* [DIRECTIONS FOR THIS TASK]:
Find how many lines in the data below mention "JSON". Give the number only.
++++++++
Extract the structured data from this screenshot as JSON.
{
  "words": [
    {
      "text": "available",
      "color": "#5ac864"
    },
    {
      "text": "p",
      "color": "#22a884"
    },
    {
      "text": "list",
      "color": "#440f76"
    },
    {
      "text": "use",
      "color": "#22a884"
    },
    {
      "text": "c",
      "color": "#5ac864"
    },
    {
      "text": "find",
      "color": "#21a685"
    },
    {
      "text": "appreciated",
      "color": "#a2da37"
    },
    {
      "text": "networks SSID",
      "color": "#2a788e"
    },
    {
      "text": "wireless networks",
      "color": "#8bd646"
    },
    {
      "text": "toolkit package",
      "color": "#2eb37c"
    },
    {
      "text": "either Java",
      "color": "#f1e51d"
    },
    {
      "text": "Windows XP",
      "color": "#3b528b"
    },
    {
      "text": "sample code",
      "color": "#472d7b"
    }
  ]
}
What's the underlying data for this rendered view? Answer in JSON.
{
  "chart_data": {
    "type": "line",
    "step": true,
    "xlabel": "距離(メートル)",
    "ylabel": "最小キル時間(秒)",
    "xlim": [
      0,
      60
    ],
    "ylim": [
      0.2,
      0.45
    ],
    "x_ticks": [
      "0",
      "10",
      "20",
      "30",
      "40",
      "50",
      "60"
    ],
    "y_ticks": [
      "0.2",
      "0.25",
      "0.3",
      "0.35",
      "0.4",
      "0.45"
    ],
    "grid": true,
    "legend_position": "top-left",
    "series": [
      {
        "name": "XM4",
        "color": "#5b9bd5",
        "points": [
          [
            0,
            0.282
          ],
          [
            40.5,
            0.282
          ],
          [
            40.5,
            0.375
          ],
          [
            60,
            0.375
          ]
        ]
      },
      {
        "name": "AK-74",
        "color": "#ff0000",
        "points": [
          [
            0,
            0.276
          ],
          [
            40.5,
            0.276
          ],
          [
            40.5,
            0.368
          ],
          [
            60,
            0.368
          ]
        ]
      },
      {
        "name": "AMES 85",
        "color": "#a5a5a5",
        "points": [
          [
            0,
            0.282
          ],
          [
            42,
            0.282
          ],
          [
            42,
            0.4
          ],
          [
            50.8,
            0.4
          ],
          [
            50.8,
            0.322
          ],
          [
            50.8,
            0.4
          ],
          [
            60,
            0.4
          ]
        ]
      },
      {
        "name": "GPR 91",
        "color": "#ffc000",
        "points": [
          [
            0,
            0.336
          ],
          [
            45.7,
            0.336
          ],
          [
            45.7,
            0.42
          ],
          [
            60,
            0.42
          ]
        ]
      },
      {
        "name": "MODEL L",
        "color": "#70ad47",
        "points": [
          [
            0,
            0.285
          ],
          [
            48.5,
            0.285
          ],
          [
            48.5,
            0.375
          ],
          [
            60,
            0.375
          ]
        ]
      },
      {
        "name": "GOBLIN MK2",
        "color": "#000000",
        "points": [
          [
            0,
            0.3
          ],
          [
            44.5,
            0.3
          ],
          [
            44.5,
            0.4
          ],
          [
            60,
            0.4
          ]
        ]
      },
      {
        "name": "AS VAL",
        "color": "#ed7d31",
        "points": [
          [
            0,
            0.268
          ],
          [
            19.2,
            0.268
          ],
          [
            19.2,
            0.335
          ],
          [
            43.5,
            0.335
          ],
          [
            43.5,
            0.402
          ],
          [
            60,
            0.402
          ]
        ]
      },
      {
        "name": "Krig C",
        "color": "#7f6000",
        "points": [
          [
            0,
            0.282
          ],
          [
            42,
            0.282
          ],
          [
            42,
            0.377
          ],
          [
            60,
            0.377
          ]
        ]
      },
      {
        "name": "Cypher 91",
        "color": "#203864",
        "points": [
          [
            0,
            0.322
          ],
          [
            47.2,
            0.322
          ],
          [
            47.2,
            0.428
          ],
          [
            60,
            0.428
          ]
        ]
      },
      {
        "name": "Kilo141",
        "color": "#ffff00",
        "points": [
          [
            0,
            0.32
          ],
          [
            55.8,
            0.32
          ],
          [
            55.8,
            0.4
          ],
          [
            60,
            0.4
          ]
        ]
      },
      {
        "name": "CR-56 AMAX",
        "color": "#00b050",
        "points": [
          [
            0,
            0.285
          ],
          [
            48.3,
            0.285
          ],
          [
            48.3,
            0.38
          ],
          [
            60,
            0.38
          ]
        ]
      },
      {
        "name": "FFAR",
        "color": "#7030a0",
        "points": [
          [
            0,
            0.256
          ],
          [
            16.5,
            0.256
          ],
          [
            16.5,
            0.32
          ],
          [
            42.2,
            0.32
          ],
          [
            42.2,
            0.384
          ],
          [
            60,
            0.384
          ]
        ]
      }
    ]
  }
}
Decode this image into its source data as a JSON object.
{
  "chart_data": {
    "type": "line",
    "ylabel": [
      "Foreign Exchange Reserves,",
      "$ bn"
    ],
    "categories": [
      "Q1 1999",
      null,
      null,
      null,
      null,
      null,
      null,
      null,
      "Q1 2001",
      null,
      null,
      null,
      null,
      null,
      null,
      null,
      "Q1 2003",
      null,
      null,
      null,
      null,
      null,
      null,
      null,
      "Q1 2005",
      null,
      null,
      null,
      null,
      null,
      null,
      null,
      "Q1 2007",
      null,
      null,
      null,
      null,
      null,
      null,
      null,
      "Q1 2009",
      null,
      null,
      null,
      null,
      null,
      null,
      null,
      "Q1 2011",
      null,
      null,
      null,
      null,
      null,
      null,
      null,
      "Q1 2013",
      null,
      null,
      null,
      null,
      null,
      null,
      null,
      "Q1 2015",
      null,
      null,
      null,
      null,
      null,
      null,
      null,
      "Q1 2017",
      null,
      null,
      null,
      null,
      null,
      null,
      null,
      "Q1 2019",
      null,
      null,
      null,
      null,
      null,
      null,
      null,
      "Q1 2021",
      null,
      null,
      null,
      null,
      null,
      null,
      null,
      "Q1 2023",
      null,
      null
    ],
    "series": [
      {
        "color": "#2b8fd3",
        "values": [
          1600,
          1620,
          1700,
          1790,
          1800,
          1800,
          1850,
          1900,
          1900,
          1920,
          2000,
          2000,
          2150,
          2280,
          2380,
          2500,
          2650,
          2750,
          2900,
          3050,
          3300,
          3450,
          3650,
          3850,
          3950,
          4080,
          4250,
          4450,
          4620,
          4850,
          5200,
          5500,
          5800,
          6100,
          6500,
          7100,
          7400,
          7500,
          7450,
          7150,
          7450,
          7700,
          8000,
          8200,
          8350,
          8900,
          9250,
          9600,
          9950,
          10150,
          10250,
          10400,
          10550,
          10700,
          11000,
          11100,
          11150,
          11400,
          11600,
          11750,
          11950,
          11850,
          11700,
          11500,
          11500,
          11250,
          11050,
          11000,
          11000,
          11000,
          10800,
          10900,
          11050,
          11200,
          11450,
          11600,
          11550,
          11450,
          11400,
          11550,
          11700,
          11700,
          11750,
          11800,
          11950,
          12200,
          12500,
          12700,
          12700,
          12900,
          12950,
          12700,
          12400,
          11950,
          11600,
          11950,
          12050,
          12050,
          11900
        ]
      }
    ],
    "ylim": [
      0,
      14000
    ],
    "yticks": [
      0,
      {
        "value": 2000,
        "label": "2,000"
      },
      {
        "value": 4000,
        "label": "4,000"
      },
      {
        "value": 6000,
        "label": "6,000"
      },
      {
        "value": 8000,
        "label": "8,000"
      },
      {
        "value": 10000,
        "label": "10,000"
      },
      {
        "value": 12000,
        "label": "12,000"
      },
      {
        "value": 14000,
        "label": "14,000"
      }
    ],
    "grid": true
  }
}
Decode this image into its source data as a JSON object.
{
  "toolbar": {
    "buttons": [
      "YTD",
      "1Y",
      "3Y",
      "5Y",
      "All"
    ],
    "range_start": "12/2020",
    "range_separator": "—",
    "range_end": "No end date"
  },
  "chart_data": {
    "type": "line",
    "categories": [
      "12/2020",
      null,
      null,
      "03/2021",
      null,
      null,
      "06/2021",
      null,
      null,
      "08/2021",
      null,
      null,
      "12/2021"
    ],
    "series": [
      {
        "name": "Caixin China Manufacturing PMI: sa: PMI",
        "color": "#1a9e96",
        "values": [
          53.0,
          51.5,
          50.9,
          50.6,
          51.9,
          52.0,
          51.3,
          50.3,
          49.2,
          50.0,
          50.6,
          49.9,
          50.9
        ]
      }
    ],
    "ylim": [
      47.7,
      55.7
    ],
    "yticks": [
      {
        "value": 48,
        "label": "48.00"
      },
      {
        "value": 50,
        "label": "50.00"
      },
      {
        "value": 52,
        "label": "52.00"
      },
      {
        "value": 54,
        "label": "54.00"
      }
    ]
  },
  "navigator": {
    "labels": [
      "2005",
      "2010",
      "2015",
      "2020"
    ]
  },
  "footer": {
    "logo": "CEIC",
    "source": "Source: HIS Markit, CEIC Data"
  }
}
++++++++
* [RESPONSE TO THE EXERCISE]:
4